Part of a data file:

· · · ·

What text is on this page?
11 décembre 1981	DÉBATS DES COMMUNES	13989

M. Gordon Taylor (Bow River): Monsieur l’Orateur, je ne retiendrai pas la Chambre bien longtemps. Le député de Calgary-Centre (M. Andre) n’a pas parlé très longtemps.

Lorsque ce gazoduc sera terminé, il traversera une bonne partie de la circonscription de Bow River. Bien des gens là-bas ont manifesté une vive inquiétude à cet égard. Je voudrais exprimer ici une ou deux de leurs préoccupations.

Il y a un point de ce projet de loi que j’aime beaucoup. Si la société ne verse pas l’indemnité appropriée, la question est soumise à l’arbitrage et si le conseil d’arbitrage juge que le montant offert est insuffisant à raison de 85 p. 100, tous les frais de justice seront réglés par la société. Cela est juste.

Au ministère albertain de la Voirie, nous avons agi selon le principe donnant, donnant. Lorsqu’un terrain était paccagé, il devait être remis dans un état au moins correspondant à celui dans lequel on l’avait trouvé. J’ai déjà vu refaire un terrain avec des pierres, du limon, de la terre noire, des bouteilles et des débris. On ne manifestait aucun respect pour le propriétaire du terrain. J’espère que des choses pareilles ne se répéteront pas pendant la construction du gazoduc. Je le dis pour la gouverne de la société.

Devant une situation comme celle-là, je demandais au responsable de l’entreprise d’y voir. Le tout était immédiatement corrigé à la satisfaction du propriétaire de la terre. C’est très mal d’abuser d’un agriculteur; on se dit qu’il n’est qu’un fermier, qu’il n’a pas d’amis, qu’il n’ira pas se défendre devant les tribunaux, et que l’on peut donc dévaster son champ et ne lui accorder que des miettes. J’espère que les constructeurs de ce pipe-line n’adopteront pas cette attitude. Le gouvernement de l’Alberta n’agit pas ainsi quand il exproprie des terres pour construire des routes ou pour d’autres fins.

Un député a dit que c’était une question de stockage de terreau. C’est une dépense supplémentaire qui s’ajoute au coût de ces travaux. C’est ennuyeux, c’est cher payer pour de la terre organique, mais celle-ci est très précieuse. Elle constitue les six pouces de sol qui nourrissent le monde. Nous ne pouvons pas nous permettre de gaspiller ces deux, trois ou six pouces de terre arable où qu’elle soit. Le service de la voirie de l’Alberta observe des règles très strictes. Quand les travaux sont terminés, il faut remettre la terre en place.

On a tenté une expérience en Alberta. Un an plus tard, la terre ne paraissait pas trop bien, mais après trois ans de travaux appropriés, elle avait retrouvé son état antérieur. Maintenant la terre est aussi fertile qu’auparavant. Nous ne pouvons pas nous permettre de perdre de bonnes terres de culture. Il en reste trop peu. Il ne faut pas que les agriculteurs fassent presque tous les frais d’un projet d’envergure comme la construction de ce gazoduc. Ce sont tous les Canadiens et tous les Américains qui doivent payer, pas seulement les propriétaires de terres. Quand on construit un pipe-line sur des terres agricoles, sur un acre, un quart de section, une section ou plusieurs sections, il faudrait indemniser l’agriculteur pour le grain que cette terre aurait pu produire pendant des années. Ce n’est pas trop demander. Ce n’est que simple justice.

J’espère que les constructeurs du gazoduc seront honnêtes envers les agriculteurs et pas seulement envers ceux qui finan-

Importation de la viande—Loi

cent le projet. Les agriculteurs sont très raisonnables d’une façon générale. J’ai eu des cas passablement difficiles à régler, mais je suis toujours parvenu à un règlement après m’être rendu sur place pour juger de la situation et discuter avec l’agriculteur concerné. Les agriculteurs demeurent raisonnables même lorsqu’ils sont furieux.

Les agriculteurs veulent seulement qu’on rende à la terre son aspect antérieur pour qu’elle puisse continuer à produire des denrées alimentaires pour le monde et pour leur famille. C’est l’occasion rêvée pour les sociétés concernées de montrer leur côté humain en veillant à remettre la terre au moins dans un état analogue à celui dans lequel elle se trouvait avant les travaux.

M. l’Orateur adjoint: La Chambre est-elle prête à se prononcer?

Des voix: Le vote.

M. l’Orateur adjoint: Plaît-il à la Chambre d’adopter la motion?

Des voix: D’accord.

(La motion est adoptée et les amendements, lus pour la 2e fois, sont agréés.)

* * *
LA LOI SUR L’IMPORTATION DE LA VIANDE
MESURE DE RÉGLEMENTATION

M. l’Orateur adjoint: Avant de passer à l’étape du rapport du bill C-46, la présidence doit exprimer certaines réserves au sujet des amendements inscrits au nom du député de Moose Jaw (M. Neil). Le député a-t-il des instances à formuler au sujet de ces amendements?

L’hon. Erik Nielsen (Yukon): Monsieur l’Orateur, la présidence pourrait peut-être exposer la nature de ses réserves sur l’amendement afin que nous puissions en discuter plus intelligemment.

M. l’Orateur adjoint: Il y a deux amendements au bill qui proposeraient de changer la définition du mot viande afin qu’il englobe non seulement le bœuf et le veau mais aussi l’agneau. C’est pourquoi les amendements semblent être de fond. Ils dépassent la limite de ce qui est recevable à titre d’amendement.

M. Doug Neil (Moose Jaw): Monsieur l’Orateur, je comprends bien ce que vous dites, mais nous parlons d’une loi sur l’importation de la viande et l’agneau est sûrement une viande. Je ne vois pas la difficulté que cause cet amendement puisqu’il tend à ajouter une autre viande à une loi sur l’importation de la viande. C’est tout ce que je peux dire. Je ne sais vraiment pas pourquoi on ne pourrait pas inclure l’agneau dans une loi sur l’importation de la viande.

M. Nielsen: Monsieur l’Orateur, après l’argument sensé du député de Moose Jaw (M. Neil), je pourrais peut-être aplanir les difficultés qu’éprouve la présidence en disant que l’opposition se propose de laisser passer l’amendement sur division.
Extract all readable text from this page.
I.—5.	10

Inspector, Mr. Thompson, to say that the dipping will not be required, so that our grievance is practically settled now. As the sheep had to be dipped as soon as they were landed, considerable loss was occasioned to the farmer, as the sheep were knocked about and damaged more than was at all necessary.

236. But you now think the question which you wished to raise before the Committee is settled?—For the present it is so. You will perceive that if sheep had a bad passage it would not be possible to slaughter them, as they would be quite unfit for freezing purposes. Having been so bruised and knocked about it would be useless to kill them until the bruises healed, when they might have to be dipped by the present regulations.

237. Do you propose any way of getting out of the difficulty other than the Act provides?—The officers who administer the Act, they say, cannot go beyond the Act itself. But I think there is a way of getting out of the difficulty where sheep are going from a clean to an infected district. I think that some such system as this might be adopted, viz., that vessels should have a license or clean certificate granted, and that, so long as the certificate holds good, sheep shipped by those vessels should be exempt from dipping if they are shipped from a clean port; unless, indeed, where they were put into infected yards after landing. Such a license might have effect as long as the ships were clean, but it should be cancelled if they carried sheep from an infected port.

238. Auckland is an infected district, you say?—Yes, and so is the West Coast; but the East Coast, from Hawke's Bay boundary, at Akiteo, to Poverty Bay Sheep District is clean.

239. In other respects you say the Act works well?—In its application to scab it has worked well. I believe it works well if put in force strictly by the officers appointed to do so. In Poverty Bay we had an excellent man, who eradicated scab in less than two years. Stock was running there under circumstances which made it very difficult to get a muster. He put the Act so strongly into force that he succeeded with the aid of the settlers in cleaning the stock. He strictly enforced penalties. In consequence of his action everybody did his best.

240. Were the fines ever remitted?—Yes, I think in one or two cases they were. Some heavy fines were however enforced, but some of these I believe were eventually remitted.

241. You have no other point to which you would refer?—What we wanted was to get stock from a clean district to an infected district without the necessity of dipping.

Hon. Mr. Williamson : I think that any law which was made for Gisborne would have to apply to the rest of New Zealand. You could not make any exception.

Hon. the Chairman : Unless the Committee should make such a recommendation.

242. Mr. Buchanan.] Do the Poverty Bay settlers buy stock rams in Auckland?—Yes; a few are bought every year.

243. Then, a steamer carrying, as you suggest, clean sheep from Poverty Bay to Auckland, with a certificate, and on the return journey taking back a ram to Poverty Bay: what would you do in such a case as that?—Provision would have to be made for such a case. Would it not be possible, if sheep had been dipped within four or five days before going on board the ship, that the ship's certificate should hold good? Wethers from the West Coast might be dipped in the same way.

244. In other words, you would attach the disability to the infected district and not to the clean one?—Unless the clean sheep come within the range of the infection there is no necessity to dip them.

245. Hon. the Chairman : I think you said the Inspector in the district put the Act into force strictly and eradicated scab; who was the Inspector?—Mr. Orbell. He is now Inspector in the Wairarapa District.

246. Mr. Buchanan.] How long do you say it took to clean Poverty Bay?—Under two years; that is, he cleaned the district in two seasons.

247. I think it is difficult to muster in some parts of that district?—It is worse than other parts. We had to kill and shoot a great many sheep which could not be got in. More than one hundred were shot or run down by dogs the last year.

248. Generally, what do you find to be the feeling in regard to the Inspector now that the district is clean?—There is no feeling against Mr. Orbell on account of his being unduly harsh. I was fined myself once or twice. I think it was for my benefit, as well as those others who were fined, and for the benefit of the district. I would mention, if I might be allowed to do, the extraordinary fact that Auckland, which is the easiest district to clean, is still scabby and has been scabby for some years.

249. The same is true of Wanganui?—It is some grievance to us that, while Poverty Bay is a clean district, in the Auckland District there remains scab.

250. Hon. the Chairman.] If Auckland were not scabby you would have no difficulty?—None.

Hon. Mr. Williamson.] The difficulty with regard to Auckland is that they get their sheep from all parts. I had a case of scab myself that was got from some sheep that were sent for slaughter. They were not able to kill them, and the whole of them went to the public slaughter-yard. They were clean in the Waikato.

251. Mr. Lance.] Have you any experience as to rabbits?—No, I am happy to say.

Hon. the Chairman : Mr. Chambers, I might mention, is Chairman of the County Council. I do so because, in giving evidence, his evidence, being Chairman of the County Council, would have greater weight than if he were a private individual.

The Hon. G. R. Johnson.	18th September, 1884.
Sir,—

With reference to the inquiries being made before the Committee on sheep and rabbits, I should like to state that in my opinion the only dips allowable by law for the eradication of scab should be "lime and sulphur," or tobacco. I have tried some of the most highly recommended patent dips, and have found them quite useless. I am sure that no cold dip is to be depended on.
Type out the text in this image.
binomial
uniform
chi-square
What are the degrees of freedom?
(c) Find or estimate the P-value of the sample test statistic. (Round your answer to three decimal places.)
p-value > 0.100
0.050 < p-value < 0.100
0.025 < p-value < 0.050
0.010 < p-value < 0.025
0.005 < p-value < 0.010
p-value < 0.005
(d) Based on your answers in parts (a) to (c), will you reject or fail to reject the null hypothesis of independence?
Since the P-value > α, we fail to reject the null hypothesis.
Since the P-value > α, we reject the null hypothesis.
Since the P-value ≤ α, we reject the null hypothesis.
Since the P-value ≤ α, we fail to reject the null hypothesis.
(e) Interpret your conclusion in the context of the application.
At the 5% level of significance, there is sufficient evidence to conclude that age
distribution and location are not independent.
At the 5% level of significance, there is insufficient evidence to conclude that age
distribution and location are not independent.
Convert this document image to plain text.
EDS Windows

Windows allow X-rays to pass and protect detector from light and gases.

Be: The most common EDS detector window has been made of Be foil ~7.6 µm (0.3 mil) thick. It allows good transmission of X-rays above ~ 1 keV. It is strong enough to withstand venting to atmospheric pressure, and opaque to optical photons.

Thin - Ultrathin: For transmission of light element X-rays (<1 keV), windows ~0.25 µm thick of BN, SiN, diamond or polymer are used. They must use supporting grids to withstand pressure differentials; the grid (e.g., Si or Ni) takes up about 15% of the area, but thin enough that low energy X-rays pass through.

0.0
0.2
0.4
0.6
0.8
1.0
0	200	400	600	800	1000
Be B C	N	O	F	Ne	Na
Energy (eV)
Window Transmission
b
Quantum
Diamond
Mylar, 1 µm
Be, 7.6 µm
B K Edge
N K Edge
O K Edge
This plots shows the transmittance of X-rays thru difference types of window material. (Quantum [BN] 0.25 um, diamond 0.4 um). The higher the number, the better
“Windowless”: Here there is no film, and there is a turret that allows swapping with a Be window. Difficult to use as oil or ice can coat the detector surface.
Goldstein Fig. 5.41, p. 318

· · · ·

** WHAT YOU ARE ASKED TO DO **
Copy each line of the records that contains the word "constructeurs".

** TASK ANSWER **
Devant une situation comme celle-là, je demandais au responsable de l’entreprise d’y voir. Le tout était immédiatement corrigé à la satisfaction du propriétaire de la terre. C’est très mal d’abuser d’un agriculteur; on se dit qu’il n’est qu’un fermier, qu’il n’a pas d’amis, qu’il n’ira pas se défendre devant les tribunaux, et que l’on peut donc dévaster son champ et ne lui accorder que des miettes. J’espère que les constructeurs de ce pipe-line n’adopteront pas cette attitude. Le gouvernement de l’Alberta n’agit pas ainsi quand il exproprie des terres pour construire des routes ou pour d’autres fins.
J’espère que les constructeurs du gazoduc seront honnêtes envers les agriculteurs et pas seulement envers ceux qui finan-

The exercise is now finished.